**TO DO**
Take the entries below and reproduce them word for word.

[BEGIN INPUT MATERIAL]

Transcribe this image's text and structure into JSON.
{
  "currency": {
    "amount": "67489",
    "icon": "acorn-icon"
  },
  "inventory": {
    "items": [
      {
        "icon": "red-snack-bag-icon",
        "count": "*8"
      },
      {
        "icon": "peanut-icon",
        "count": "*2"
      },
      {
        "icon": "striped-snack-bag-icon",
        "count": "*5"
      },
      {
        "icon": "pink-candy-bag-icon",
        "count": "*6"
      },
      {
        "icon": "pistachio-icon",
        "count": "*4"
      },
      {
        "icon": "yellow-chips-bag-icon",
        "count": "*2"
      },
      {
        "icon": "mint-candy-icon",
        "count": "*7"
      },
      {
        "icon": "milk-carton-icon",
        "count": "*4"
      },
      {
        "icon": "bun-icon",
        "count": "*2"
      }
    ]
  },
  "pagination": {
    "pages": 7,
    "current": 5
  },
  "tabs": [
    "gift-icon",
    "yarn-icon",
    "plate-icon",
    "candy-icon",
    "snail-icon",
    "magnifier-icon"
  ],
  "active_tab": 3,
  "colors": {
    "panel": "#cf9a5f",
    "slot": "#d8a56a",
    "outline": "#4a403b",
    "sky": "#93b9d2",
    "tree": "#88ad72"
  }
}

[END INPUT MATERIAL]

**OUTPUT OF THE TASK**
Transcribe this image's text and structure into JSON.
{
  "currency": {
    "amount": "67489",
    "icon": "acorn-icon"
  },
  "inventory": {
    "items": [
      {
        "icon": "red-snack-bag-icon",
        "count": "*8"
      },
      {
        "icon": "peanut-icon",
        "count": "*2"
      },
      {
        "icon": "striped-snack-bag-icon",
        "count": "*5"
      },
      {
        "icon": "pink-candy-bag-icon",
        "count": "*6"
      },
      {
        "icon": "pistachio-icon",
        "count": "*4"
      },
      {
        "icon": "yellow-chips-bag-icon",
        "count": "*2"
      },
      {
        "icon": "mint-candy-icon",
        "count": "*7"
      },
      {
        "icon": "milk-carton-icon",
        "count": "*4"
      },
      {
        "icon": "bun-icon",
        "count": "*2"
      }
    ]
  },
  "pagination": {
    "pages": 7,
    "current": 5
  },
  "tabs": [
    "gift-icon",
    "yarn-icon",
    "plate-icon",
    "candy-icon",
    "snail-icon",
    "magnifier-icon"
  ],
  "active_tab": 3,
  "colors": {
    "panel": "#cf9a5f",
    "slot": "#d8a56a",
    "outline": "#4a403b",
    "sky": "#93b9d2",
    "tree": "#88ad72"
  }
}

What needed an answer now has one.